Saved entries
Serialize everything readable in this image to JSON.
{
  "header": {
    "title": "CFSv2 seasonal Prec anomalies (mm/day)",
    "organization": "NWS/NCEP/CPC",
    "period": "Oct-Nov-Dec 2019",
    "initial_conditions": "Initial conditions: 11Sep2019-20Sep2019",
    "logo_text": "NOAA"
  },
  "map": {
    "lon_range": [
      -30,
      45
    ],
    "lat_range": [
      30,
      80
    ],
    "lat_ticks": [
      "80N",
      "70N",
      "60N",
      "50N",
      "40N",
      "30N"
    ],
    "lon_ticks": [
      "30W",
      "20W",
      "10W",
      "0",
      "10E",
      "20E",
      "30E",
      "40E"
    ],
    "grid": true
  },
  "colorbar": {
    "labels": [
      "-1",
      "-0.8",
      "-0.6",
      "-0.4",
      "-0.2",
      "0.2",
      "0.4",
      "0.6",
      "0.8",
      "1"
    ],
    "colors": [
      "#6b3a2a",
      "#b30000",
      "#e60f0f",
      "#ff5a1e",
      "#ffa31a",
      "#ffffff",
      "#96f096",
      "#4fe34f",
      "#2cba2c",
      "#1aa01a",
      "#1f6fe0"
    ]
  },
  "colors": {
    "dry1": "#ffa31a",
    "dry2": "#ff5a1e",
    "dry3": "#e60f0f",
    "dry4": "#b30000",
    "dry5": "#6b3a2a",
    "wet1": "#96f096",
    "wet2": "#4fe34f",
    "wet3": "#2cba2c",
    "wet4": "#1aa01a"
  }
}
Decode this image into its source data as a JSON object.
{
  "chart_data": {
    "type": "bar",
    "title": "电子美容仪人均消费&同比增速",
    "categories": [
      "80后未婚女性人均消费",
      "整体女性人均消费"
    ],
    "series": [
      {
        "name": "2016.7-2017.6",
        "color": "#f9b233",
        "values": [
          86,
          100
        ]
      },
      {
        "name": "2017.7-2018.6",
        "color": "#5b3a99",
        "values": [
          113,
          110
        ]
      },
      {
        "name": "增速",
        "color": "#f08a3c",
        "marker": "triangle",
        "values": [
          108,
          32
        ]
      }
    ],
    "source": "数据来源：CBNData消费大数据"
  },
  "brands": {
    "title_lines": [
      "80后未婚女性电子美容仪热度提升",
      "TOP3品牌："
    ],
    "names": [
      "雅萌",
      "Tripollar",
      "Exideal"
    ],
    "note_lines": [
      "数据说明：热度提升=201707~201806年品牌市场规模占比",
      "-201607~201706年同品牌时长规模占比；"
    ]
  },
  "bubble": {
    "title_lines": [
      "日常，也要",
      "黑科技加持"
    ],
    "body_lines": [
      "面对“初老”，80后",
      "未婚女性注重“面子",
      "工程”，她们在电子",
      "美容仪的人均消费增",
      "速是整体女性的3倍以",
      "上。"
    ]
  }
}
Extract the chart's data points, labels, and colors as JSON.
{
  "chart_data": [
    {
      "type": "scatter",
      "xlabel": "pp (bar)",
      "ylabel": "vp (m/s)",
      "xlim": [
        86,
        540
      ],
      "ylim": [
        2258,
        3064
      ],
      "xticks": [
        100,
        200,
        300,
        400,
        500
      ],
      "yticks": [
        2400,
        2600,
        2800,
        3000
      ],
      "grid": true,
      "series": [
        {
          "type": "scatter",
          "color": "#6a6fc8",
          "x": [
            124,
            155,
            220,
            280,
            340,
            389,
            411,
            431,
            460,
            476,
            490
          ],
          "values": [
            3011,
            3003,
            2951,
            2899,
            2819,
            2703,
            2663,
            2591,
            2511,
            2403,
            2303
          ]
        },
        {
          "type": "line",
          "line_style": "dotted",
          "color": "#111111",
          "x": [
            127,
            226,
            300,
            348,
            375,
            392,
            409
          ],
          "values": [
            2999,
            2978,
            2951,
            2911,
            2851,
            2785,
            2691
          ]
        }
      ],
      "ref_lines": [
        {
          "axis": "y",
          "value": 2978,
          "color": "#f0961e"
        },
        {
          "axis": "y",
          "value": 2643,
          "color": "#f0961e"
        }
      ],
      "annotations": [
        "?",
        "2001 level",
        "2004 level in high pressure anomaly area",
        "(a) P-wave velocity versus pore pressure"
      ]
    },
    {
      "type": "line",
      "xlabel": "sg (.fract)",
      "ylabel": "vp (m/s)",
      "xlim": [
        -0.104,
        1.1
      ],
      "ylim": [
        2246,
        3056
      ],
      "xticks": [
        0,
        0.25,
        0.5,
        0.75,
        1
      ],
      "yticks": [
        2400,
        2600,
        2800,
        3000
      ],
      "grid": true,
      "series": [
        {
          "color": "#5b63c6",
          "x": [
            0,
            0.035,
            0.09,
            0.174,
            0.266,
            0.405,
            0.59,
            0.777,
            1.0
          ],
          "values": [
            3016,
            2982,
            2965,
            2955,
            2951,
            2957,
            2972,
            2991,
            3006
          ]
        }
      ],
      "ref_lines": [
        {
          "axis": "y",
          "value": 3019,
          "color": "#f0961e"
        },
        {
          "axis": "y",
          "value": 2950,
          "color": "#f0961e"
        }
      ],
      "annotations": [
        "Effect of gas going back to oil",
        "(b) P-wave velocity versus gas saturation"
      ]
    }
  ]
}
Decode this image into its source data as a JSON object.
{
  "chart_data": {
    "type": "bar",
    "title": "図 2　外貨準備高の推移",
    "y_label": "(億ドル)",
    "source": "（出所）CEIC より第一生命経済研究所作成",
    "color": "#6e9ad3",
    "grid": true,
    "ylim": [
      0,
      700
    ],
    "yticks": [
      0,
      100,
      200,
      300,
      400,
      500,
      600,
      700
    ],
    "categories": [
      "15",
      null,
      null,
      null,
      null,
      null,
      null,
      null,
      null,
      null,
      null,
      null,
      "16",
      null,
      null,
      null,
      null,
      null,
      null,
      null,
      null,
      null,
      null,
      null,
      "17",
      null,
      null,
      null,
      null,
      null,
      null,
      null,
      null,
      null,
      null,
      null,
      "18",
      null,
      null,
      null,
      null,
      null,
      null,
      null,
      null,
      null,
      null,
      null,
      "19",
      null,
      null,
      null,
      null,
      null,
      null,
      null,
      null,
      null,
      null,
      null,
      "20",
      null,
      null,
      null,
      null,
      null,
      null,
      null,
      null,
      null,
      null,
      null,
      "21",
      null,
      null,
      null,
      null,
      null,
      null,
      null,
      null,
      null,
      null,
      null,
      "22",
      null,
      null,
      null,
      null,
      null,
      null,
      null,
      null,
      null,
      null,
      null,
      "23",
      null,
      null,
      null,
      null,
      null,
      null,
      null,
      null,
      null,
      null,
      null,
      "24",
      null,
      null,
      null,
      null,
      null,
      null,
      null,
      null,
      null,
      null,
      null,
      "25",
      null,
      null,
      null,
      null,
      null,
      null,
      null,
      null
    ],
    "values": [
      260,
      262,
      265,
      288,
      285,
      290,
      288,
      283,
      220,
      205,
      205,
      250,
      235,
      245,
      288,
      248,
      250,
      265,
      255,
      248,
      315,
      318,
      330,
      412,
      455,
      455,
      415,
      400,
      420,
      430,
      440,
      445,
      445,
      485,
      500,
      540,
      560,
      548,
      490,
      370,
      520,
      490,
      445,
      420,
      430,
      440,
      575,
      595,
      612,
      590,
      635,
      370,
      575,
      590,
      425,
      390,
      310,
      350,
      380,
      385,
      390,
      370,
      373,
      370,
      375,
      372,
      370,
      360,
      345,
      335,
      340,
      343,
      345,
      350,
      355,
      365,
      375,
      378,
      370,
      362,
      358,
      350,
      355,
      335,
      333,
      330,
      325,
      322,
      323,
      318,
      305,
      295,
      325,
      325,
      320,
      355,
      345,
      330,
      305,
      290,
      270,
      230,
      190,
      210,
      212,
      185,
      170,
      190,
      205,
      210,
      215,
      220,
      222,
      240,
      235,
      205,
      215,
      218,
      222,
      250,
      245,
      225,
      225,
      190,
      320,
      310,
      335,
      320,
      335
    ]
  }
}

Problem to work on
Where a line in the entries holds the word "velocity", copy that line.

Solution to the exercise
        "(a) P-wave velocity versus pore pressure"
        "(b) P-wave velocity versus gas saturation"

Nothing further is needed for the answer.